- Entries taken from a collection:
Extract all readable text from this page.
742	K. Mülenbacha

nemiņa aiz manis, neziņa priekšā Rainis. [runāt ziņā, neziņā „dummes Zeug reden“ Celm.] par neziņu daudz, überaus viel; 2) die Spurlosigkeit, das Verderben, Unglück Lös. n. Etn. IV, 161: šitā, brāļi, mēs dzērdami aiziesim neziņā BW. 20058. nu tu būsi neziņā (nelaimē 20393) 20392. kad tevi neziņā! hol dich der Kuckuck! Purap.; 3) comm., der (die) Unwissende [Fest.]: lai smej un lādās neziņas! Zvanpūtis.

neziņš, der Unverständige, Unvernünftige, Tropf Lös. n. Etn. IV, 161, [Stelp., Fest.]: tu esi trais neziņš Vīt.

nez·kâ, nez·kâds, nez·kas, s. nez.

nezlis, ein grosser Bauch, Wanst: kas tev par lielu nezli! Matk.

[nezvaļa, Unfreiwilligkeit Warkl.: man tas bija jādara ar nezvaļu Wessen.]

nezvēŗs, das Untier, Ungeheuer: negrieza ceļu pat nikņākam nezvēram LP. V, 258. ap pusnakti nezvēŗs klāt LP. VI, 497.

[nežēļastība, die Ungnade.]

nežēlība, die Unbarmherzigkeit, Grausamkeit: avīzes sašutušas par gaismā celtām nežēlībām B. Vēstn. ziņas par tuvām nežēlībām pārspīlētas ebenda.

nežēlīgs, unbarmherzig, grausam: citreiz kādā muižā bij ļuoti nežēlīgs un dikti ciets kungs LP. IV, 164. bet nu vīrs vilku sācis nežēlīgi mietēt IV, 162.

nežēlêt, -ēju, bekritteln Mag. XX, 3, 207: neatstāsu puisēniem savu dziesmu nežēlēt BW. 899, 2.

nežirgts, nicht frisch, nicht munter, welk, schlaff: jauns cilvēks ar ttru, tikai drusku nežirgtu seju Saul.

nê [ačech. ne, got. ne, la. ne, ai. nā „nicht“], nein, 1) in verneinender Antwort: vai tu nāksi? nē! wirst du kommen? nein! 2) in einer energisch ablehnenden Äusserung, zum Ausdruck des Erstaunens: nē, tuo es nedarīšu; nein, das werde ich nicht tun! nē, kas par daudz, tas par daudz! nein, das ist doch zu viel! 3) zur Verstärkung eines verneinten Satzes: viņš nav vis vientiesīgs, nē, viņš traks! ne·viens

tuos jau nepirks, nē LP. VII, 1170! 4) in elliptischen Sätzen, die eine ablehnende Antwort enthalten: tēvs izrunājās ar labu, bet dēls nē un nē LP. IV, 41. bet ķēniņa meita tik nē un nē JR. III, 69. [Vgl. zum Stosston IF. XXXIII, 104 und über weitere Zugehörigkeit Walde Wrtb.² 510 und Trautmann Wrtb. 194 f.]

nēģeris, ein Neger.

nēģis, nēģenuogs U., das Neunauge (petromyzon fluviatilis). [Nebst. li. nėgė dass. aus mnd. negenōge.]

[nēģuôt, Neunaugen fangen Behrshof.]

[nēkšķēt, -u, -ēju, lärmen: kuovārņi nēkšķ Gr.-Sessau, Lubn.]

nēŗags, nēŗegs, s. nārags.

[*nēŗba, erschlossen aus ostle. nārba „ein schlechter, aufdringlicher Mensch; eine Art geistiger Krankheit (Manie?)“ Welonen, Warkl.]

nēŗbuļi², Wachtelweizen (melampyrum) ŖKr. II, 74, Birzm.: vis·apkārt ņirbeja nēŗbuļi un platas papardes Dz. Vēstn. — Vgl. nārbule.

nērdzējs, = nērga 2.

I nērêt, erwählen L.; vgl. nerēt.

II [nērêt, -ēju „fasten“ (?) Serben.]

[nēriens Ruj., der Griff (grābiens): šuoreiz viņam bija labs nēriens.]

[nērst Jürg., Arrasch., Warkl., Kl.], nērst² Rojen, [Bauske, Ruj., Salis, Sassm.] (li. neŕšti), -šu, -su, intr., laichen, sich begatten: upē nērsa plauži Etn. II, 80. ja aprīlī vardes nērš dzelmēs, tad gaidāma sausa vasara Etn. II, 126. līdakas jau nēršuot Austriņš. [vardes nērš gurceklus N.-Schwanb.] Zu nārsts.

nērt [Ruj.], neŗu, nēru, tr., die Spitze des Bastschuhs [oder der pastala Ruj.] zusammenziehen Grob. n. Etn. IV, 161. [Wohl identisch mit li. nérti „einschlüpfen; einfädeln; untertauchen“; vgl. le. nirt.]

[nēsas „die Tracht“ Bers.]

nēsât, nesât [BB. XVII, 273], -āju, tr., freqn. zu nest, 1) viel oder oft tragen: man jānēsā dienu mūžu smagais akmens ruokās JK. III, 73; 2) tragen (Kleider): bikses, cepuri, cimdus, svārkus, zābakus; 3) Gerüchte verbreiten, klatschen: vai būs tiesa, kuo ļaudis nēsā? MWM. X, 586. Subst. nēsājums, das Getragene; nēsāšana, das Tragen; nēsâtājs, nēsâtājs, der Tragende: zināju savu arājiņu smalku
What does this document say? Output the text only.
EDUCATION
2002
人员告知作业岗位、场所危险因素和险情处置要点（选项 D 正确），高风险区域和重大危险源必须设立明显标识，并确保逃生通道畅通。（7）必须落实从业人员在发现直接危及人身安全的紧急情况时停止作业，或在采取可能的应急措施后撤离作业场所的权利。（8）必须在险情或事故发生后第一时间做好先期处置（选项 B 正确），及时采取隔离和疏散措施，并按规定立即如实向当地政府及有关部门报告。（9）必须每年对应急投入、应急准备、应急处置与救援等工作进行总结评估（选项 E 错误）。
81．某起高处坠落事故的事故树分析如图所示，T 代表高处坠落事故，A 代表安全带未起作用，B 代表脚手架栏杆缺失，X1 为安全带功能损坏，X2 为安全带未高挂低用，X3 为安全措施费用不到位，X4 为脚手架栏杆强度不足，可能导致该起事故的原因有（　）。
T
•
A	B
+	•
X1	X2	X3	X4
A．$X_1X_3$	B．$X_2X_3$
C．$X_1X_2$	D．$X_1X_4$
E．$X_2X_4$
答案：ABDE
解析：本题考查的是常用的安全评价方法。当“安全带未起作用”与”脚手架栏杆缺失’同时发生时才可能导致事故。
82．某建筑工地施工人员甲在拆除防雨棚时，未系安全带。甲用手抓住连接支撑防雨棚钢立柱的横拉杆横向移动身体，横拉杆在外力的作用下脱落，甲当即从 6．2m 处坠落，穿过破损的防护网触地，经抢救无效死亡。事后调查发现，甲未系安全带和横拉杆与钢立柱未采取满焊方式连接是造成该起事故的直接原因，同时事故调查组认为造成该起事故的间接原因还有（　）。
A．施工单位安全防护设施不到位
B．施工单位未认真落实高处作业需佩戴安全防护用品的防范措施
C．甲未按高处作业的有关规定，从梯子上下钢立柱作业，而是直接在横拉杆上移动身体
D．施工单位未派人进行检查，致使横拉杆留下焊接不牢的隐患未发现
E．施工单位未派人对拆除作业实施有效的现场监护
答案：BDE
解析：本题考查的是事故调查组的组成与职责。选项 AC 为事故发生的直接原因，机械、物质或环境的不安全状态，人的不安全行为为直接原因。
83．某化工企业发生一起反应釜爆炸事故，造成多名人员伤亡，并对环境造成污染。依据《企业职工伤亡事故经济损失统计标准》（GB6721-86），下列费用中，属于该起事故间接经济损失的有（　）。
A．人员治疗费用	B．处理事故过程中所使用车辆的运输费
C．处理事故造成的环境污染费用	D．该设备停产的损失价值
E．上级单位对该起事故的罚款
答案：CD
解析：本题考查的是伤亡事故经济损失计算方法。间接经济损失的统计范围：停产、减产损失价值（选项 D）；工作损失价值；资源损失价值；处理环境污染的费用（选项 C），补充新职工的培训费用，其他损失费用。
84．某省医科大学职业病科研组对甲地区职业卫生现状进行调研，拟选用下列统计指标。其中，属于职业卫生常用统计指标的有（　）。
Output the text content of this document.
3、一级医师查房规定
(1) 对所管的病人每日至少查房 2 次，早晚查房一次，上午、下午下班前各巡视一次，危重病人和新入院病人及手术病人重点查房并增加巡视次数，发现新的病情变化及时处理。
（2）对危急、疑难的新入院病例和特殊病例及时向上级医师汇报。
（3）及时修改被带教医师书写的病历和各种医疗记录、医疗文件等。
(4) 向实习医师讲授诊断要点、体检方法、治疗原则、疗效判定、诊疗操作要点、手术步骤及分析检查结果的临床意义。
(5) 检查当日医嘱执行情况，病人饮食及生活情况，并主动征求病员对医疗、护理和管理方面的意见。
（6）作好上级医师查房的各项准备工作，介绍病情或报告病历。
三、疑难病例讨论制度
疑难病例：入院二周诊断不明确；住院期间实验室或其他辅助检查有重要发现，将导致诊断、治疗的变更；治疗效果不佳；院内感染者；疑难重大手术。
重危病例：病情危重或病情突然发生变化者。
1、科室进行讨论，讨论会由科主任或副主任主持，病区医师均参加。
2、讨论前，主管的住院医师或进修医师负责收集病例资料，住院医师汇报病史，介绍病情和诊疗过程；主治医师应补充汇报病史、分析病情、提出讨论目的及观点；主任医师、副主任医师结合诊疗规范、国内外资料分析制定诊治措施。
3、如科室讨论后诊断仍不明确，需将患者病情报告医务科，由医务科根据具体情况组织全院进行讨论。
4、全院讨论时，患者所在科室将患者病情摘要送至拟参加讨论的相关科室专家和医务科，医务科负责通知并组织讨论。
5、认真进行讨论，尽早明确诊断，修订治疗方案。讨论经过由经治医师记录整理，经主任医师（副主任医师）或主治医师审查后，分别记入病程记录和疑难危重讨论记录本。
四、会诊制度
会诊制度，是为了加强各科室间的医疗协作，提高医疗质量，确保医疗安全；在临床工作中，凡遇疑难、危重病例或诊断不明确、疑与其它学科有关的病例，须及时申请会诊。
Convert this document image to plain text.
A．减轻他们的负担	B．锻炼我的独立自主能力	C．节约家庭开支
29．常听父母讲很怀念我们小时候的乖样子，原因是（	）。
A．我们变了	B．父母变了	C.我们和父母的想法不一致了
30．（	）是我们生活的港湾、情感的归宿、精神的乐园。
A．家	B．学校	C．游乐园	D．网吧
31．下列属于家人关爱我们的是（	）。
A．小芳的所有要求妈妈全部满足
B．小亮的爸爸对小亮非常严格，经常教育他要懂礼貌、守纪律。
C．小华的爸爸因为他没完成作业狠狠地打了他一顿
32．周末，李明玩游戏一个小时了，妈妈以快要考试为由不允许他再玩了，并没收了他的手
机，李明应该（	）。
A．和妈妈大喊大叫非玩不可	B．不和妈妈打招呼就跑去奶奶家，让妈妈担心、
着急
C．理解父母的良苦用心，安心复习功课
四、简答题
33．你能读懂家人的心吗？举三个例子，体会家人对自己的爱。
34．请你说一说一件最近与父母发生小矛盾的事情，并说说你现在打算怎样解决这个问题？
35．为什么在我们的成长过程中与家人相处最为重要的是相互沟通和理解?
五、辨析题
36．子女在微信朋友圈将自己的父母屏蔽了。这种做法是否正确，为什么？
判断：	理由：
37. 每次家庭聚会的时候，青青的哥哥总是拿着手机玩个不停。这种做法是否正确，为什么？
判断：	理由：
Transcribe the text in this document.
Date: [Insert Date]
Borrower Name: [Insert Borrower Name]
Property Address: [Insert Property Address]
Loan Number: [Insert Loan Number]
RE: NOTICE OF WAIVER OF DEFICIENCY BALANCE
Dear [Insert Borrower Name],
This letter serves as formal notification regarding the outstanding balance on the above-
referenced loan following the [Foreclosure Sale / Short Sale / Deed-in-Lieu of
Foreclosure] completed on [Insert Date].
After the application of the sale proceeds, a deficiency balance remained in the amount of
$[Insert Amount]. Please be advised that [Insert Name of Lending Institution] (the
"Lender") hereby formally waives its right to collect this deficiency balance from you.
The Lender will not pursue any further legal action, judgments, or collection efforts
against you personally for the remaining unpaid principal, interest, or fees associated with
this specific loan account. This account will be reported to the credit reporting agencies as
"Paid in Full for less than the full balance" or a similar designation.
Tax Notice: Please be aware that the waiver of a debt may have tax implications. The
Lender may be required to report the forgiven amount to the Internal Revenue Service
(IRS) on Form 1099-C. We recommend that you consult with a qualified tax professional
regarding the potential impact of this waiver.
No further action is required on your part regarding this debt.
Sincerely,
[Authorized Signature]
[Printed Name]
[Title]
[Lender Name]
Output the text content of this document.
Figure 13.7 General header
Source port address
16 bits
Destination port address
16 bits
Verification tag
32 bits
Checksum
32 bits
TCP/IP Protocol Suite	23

- GIVEN PROBLEM: Copy each line of the listing in which the word "bija" can be found.

- ANSWER FOR THE TASK:
[nezvaļa, Unfreiwilligkeit Warkl.: man tas bija jādara ar nezvaļu Wessen.]
[nēriens Ruj., der Griff (grābiens): šuoreiz viņam bija labs nēriens.]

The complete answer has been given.